_OBJECTIVE_. Copy each line in which the string "mins" occurs.

BEGIN

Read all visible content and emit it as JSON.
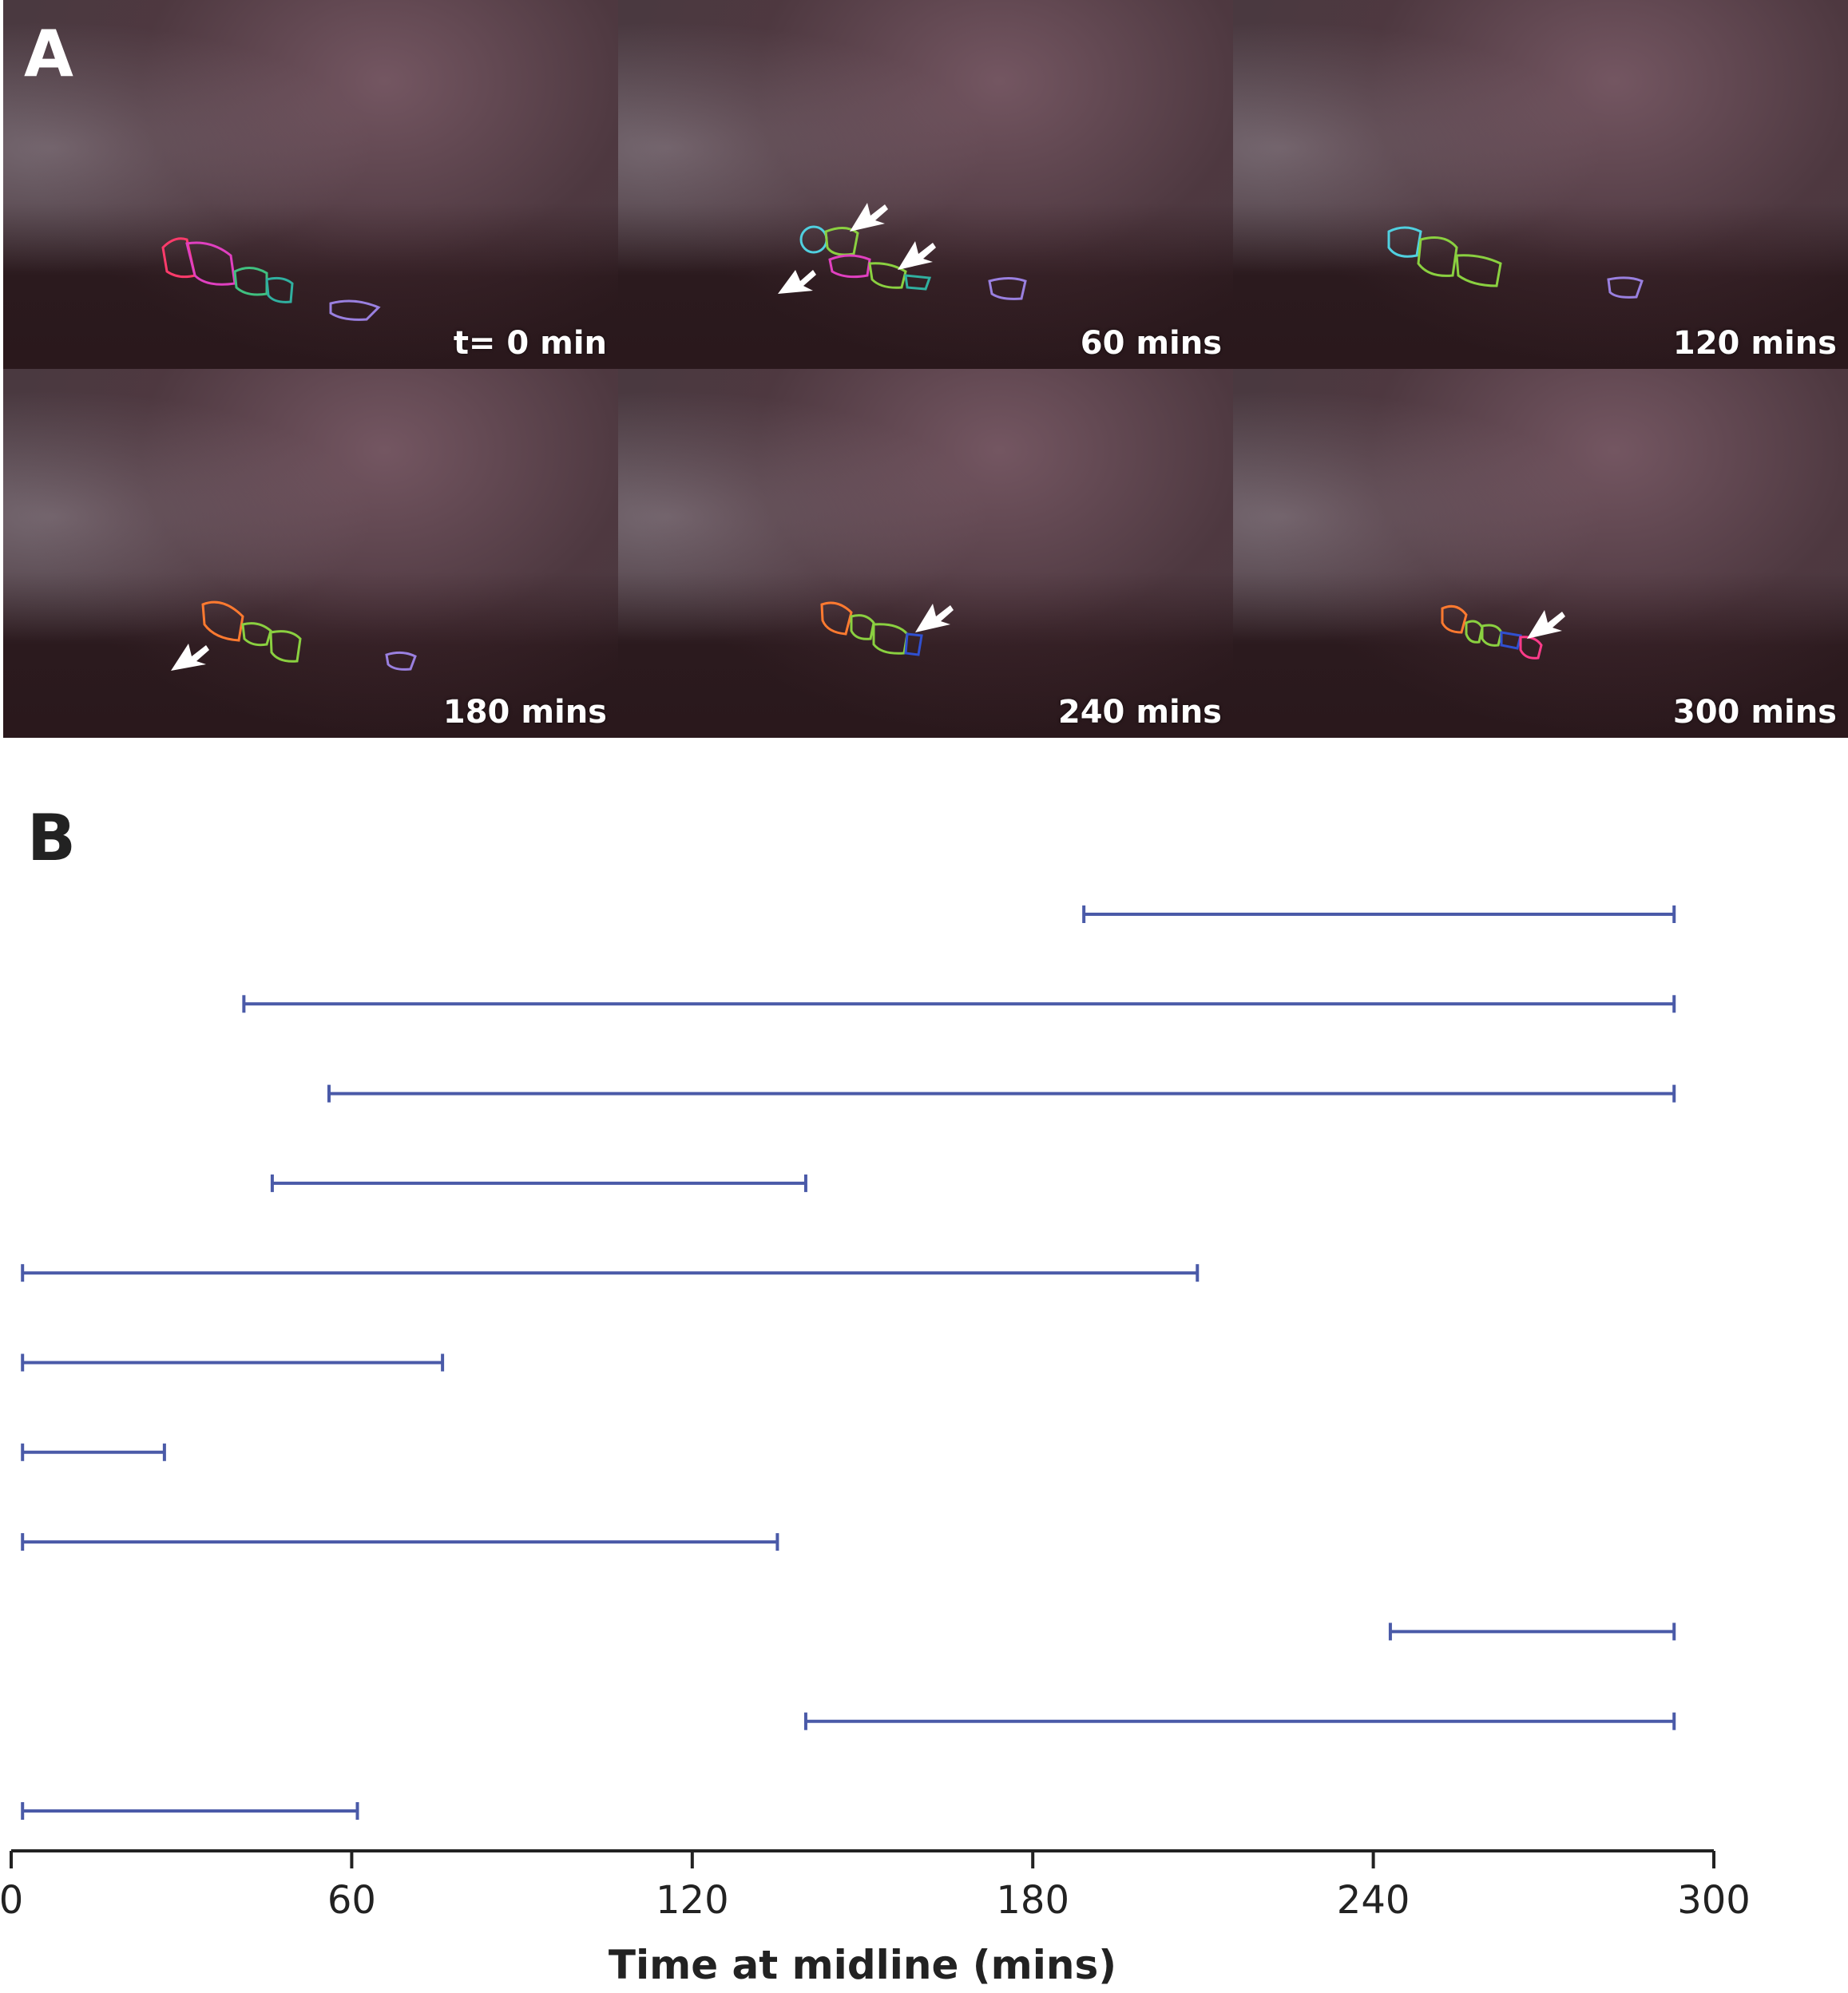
{
  "panel_a": {
    "letter": "A",
    "tiles": [
      {
        "time_label": "t= 0 min",
        "arrows": 0
      },
      {
        "time_label": "60 mins",
        "arrows": 3
      },
      {
        "time_label": "120 mins",
        "arrows": 0
      },
      {
        "time_label": "180 mins",
        "arrows": 1
      },
      {
        "time_label": "240 mins",
        "arrows": 1
      },
      {
        "time_label": "300 mins",
        "arrows": 1
      }
    ],
    "outline_colors": [
      "#ff3b6b",
      "#e040c0",
      "#40c080",
      "#30b0a0",
      "#9a80e0",
      "#ff7a30",
      "#50d0e0",
      "#8ad040",
      "#3050d0"
    ]
  },
  "panel_b": {
    "letter": "B"
  },
  "chart_data": {
    "type": "gantt",
    "xlabel": "Time at midline (mins)",
    "xlim": [
      0,
      300
    ],
    "xticks": [
      0,
      60,
      120,
      180,
      240,
      300
    ],
    "color": "#4a5aa8",
    "intervals": [
      {
        "start": 189,
        "end": 293
      },
      {
        "start": 41,
        "end": 293
      },
      {
        "start": 56,
        "end": 293
      },
      {
        "start": 46,
        "end": 140
      },
      {
        "start": 2,
        "end": 209
      },
      {
        "start": 2,
        "end": 76
      },
      {
        "start": 2,
        "end": 27
      },
      {
        "start": 2,
        "end": 135
      },
      {
        "start": 243,
        "end": 293
      },
      {
        "start": 140,
        "end": 293
      },
      {
        "start": 2,
        "end": 61
      }
    ]
  }
}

END

_WORKED SOLUTION_.
        "time_label": "60 mins",
        "time_label": "120 mins",
        "time_label": "180 mins",
        "time_label": "240 mins",
        "time_label": "300 mins",
    "xlabel": "Time at midline (mins)",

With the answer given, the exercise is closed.